▸ **Job**: Extract every record, exactly as written, and ignore the pictures.

═══ Data section ═══

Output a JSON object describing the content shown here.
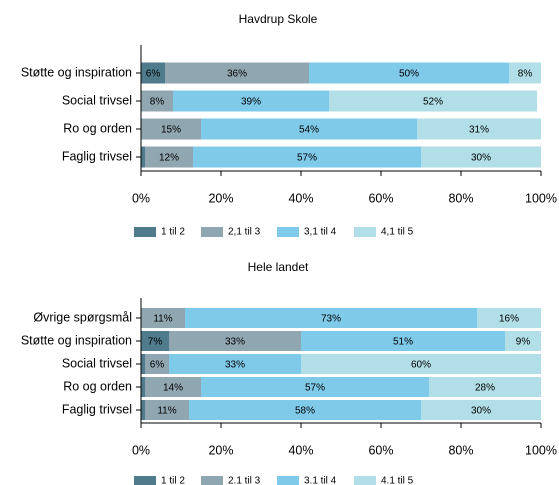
{
  "chart_data": [
    {
      "type": "stacked_barh",
      "title": "Havdrup Skole",
      "categories": [
        "Støtte og inspiration",
        "Social trivsel",
        "Ro og orden",
        "Faglig trivsel"
      ],
      "series": [
        {
          "name": "1 til 2",
          "color": "#4f7b8c",
          "values": [
            6,
            0,
            0,
            1
          ],
          "value_labels": [
            "6%",
            null,
            null,
            null
          ]
        },
        {
          "name": "2,1 til 3",
          "color": "#90a6b1",
          "values": [
            36,
            8,
            15,
            12
          ],
          "value_labels": [
            "36%",
            "8%",
            "15%",
            "12%"
          ]
        },
        {
          "name": "3,1 til 4",
          "color": "#7fc9e9",
          "values": [
            50,
            39,
            54,
            57
          ],
          "value_labels": [
            "50%",
            "39%",
            "54%",
            "57%"
          ]
        },
        {
          "name": "4,1 til 5",
          "color": "#b1dee7",
          "values": [
            8,
            52,
            31,
            30
          ],
          "value_labels": [
            "8%",
            "52%",
            "31%",
            "30%"
          ]
        }
      ],
      "xlim": [
        0,
        100
      ],
      "xticks": [
        {
          "value": 0,
          "label": "0%"
        },
        {
          "value": 20,
          "label": "20%"
        },
        {
          "value": 40,
          "label": "40%"
        },
        {
          "value": 60,
          "label": "60%"
        },
        {
          "value": 80,
          "label": "80%"
        },
        {
          "value": 100,
          "label": "100%"
        }
      ],
      "legend": "bottom"
    },
    {
      "type": "stacked_barh",
      "title": "Hele landet",
      "categories": [
        "Øvrige spørgsmål",
        "Støtte og inspiration",
        "Social trivsel",
        "Ro og orden",
        "Faglig trivsel"
      ],
      "series": [
        {
          "name": "1 til 2",
          "color": "#4f7b8c",
          "values": [
            0,
            7,
            1,
            1,
            1
          ],
          "value_labels": [
            null,
            "7%",
            null,
            null,
            null
          ]
        },
        {
          "name": "2.1 til 3",
          "color": "#90a6b1",
          "values": [
            11,
            33,
            6,
            14,
            11
          ],
          "value_labels": [
            "11%",
            "33%",
            "6%",
            "14%",
            "11%"
          ]
        },
        {
          "name": "3.1 til 4",
          "color": "#7fc9e9",
          "values": [
            73,
            51,
            33,
            57,
            58
          ],
          "value_labels": [
            "73%",
            "51%",
            "33%",
            "57%",
            "58%"
          ]
        },
        {
          "name": "4.1 til 5",
          "color": "#b1dee7",
          "values": [
            16,
            9,
            60,
            28,
            30
          ],
          "value_labels": [
            "16%",
            "9%",
            "60%",
            "28%",
            "30%"
          ]
        }
      ],
      "xlim": [
        0,
        100
      ],
      "xticks": [
        {
          "value": 0,
          "label": "0%"
        },
        {
          "value": 20,
          "label": "20%"
        },
        {
          "value": 40,
          "label": "40%"
        },
        {
          "value": 60,
          "label": "60%"
        },
        {
          "value": 80,
          "label": "80%"
        },
        {
          "value": 100,
          "label": "100%"
        }
      ],
      "legend": "bottom"
    }
  ]
}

═══

▸ **Completed exercise**:
Output a JSON object describing the content shown here.
{
  "chart_data": [
    {
      "type": "stacked_barh",
      "title": "Havdrup Skole",
      "categories": [
        "Støtte og inspiration",
        "Social trivsel",
        "Ro og orden",
        "Faglig trivsel"
      ],
      "series": [
        {
          "name": "1 til 2",
          "color": "#4f7b8c",
          "values": [
            6,
            0,
            0,
            1
          ],
          "value_labels": [
            "6%",
            null,
            null,
            null
          ]
        },
        {
          "name": "2,1 til 3",
          "color": "#90a6b1",
          "values": [
            36,
            8,
            15,
            12
          ],
          "value_labels": [
            "36%",
            "8%",
            "15%",
            "12%"
          ]
        },
        {
          "name": "3,1 til 4",
          "color": "#7fc9e9",
          "values": [
            50,
            39,
            54,
            57
          ],
          "value_labels": [
            "50%",
            "39%",
            "54%",
            "57%"
          ]
        },
        {
          "name": "4,1 til 5",
          "color": "#b1dee7",
          "values": [
            8,
            52,
            31,
            30
          ],
          "value_labels": [
            "8%",
            "52%",
            "31%",
            "30%"
          ]
        }
      ],
      "xlim": [
        0,
        100
      ],
      "xticks": [
        {
          "value": 0,
          "label": "0%"
        },
        {
          "value": 20,
          "label": "20%"
        },
        {
          "value": 40,
          "label": "40%"
        },
        {
          "value": 60,
          "label": "60%"
        },
        {
          "value": 80,
          "label": "80%"
        },
        {
          "value": 100,
          "label": "100%"
        }
      ],
      "legend": "bottom"
    },
    {
      "type": "stacked_barh",
      "title": "Hele landet",
      "categories": [
        "Øvrige spørgsmål",
        "Støtte og inspiration",
        "Social trivsel",
        "Ro og orden",
        "Faglig trivsel"
      ],
      "series": [
        {
          "name": "1 til 2",
          "color": "#4f7b8c",
          "values": [
            0,
            7,
            1,
            1,
            1
          ],
          "value_labels": [
            null,
            "7%",
            null,
            null,
            null
          ]
        },
        {
          "name": "2.1 til 3",
          "color": "#90a6b1",
          "values": [
            11,
            33,
            6,
            14,
            11
          ],
          "value_labels": [
            "11%",
            "33%",
            "6%",
            "14%",
            "11%"
          ]
        },
        {
          "name": "3.1 til 4",
          "color": "#7fc9e9",
          "values": [
            73,
            51,
            33,
            57,
            58
          ],
          "value_labels": [
            "73%",
            "51%",
            "33%",
            "57%",
            "58%"
          ]
        },
        {
          "name": "4.1 til 5",
          "color": "#b1dee7",
          "values": [
            16,
            9,
            60,
            28,
            30
          ],
          "value_labels": [
            "16%",
            "9%",
            "60%",
            "28%",
            "30%"
          ]
        }
      ],
      "xlim": [
        0,
        100
      ],
      "xticks": [
        {
          "value": 0,
          "label": "0%"
        },
        {
          "value": 20,
          "label": "20%"
        },
        {
          "value": 40,
          "label": "40%"
        },
        {
          "value": 60,
          "label": "60%"
        },
        {
          "value": 80,
          "label": "80%"
        },
        {
          "value": 100,
          "label": "100%"
        }
      ],
      "legend": "bottom"
    }
  ]
}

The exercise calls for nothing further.